PROBLEM REQUIREMENTS →
The listing below is to be output in its exact form.

EXTRACTED RECORDS →
*-*-*

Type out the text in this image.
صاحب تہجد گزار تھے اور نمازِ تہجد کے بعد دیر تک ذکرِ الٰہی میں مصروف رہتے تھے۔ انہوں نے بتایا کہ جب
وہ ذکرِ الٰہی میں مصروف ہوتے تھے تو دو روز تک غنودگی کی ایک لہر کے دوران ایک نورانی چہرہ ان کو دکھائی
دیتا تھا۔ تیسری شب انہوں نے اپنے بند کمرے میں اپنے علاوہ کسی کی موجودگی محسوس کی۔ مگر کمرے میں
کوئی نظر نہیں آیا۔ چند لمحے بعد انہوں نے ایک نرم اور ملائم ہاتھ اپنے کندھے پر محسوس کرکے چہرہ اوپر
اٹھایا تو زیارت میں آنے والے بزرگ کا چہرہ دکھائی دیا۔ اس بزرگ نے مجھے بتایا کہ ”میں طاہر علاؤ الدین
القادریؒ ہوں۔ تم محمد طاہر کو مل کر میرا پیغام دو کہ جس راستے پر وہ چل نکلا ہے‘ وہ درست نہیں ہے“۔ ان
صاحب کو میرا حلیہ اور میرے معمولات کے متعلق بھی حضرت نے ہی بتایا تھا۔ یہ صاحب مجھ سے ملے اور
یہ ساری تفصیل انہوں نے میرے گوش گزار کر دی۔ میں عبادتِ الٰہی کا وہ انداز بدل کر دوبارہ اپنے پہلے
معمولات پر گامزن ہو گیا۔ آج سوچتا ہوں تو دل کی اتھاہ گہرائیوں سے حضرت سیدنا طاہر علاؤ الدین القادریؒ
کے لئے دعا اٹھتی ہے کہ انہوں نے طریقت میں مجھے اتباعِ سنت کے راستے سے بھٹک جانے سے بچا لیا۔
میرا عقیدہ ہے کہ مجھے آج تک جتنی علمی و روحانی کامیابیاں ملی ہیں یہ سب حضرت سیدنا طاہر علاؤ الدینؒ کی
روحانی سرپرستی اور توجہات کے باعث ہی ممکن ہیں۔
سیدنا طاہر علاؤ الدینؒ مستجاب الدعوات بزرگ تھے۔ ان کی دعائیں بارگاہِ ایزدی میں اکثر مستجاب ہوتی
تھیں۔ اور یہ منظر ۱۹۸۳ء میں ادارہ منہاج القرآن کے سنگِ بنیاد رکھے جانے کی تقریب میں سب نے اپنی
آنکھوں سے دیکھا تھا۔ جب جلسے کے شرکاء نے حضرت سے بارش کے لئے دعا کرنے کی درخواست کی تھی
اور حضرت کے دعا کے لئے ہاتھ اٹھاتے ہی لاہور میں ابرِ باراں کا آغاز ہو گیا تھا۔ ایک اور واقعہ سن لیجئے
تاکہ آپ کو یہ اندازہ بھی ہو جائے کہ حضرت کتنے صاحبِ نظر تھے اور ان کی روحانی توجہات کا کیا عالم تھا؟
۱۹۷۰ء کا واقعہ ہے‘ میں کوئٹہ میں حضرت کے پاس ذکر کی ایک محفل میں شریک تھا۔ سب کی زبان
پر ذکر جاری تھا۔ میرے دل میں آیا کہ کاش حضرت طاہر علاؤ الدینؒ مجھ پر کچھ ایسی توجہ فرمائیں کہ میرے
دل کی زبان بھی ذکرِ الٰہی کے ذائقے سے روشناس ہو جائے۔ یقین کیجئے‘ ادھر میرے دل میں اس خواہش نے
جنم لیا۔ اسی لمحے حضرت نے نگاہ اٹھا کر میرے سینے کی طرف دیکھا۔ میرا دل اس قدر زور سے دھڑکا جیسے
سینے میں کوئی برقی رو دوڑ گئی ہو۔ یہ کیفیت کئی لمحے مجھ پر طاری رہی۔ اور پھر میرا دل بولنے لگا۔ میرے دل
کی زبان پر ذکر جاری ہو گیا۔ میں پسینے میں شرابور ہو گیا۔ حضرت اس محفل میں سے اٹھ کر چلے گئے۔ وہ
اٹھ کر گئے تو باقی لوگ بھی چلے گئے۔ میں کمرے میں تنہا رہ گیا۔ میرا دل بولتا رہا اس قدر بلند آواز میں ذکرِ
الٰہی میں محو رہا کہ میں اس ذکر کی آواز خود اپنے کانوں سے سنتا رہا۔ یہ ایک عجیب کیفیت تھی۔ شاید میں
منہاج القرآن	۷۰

*-*-*

EXERCISE RESULT →
Type out the text in this image.
صاحب تہجد گزار تھے اور نمازِ تہجد کے بعد دیر تک ذکرِ الٰہی میں مصروف رہتے تھے۔ انہوں نے بتایا کہ جب
وہ ذکرِ الٰہی میں مصروف ہوتے تھے تو دو روز تک غنودگی کی ایک لہر کے دوران ایک نورانی چہرہ ان کو دکھائی
دیتا تھا۔ تیسری شب انہوں نے اپنے بند کمرے میں اپنے علاوہ کسی کی موجودگی محسوس کی۔ مگر کمرے میں
کوئی نظر نہیں آیا۔ چند لمحے بعد انہوں نے ایک نرم اور ملائم ہاتھ اپنے کندھے پر محسوس کرکے چہرہ اوپر
اٹھایا تو زیارت میں آنے والے بزرگ کا چہرہ دکھائی دیا۔ اس بزرگ نے مجھے بتایا کہ ”میں طاہر علاؤ الدین
القادریؒ ہوں۔ تم محمد طاہر کو مل کر میرا پیغام دو کہ جس راستے پر وہ چل نکلا ہے‘ وہ درست نہیں ہے“۔ ان
صاحب کو میرا حلیہ اور میرے معمولات کے متعلق بھی حضرت نے ہی بتایا تھا۔ یہ صاحب مجھ سے ملے اور
یہ ساری تفصیل انہوں نے میرے گوش گزار کر دی۔ میں عبادتِ الٰہی کا وہ انداز بدل کر دوبارہ اپنے پہلے
معمولات پر گامزن ہو گیا۔ آج سوچتا ہوں تو دل کی اتھاہ گہرائیوں سے حضرت سیدنا طاہر علاؤ الدین القادریؒ
کے لئے دعا اٹھتی ہے کہ انہوں نے طریقت میں مجھے اتباعِ سنت کے راستے سے بھٹک جانے سے بچا لیا۔
میرا عقیدہ ہے کہ مجھے آج تک جتنی علمی و روحانی کامیابیاں ملی ہیں یہ سب حضرت سیدنا طاہر علاؤ الدینؒ کی
روحانی سرپرستی اور توجہات کے باعث ہی ممکن ہیں۔
سیدنا طاہر علاؤ الدینؒ مستجاب الدعوات بزرگ تھے۔ ان کی دعائیں بارگاہِ ایزدی میں اکثر مستجاب ہوتی
تھیں۔ اور یہ منظر ۱۹۸۳ء میں ادارہ منہاج القرآن کے سنگِ بنیاد رکھے جانے کی تقریب میں سب نے اپنی
آنکھوں سے دیکھا تھا۔ جب جلسے کے شرکاء نے حضرت سے بارش کے لئے دعا کرنے کی درخواست کی تھی
اور حضرت کے دعا کے لئے ہاتھ اٹھاتے ہی لاہور میں ابرِ باراں کا آغاز ہو گیا تھا۔ ایک اور واقعہ سن لیجئے
تاکہ آپ کو یہ اندازہ بھی ہو جائے کہ حضرت کتنے صاحبِ نظر تھے اور ان کی روحانی توجہات کا کیا عالم تھا؟
۱۹۷۰ء کا واقعہ ہے‘ میں کوئٹہ میں حضرت کے پاس ذکر کی ایک محفل میں شریک تھا۔ سب کی زبان
پر ذکر جاری تھا۔ میرے دل میں آیا کہ کاش حضرت طاہر علاؤ الدینؒ مجھ پر کچھ ایسی توجہ فرمائیں کہ میرے
دل کی زبان بھی ذکرِ الٰہی کے ذائقے سے روشناس ہو جائے۔ یقین کیجئے‘ ادھر میرے دل میں اس خواہش نے
جنم لیا۔ اسی لمحے حضرت نے نگاہ اٹھا کر میرے سینے کی طرف دیکھا۔ میرا دل اس قدر زور سے دھڑکا جیسے
سینے میں کوئی برقی رو دوڑ گئی ہو۔ یہ کیفیت کئی لمحے مجھ پر طاری رہی۔ اور پھر میرا دل بولنے لگا۔ میرے دل
کی زبان پر ذکر جاری ہو گیا۔ میں پسینے میں شرابور ہو گیا۔ حضرت اس محفل میں سے اٹھ کر چلے گئے۔ وہ
اٹھ کر گئے تو باقی لوگ بھی چلے گئے۔ میں کمرے میں تنہا رہ گیا۔ میرا دل بولتا رہا اس قدر بلند آواز میں ذکرِ
الٰہی میں محو رہا کہ میں اس ذکر کی آواز خود اپنے کانوں سے سنتا رہا۔ یہ ایک عجیب کیفیت تھی۔ شاید میں
منہاج القرآن	۷۰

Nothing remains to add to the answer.